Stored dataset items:
# # # # # # #

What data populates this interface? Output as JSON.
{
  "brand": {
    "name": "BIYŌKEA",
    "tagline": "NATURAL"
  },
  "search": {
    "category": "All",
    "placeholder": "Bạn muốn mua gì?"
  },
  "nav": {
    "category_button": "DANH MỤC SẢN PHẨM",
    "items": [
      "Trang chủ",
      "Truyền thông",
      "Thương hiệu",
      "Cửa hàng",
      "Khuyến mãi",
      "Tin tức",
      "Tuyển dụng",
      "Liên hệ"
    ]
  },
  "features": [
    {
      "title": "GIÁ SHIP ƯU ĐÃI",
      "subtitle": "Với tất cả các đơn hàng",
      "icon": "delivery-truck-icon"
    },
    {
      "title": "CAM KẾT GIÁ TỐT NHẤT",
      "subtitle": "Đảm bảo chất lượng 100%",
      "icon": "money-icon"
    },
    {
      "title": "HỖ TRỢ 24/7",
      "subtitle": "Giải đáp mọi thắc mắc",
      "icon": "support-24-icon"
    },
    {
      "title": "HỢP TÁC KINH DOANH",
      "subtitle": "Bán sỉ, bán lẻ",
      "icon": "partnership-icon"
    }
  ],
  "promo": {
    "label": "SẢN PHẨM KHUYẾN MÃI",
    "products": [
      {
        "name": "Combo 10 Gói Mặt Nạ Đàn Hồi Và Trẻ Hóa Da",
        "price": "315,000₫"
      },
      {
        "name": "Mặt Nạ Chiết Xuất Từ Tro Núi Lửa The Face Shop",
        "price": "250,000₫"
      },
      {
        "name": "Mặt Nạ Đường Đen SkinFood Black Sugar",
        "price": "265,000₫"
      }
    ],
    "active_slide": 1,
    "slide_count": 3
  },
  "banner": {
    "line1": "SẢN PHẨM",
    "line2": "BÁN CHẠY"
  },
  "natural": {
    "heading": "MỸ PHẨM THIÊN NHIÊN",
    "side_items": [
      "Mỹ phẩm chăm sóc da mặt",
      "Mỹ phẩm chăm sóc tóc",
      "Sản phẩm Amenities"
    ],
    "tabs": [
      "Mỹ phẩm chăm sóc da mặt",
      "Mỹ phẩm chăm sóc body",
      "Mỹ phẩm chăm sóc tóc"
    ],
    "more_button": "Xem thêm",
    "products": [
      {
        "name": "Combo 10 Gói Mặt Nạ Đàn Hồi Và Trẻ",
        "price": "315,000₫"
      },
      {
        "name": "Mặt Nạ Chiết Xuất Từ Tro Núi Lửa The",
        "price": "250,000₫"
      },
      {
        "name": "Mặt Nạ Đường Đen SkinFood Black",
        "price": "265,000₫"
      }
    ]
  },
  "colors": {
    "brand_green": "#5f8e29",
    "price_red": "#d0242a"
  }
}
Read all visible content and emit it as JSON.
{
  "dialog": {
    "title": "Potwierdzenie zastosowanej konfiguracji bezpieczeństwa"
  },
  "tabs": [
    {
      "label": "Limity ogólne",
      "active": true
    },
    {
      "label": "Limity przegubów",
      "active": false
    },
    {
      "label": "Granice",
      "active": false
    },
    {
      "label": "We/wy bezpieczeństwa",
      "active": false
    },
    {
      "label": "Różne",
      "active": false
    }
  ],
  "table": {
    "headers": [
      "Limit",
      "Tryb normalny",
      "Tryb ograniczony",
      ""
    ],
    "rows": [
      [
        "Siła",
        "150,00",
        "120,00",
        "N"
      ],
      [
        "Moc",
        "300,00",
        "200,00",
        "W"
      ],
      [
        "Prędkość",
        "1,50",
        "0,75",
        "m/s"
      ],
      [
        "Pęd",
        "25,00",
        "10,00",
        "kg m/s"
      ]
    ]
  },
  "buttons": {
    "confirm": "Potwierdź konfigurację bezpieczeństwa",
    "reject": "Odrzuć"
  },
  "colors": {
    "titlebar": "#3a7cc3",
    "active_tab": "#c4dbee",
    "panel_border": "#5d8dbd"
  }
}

# # # # # # #

## WHAT YOU SHOULD DO
Look through the records and gather each line with the word "name".

## RESPONSE
    "name": "BIYŌKEA",
        "name": "Combo 10 Gói Mặt Nạ Đàn Hồi Và Trẻ Hóa Da",
        "name": "Mặt Nạ Chiết Xuất Từ Tro Núi Lửa The Face Shop",
        "name": "Mặt Nạ Đường Đen SkinFood Black Sugar",
        "name": "Combo 10 Gói Mặt Nạ Đàn Hồi Và Trẻ",
        "name": "Mặt Nạ Chiết Xuất Từ Tro Núi Lửa The",
        "name": "Mặt Nạ Đường Đen SkinFood Black",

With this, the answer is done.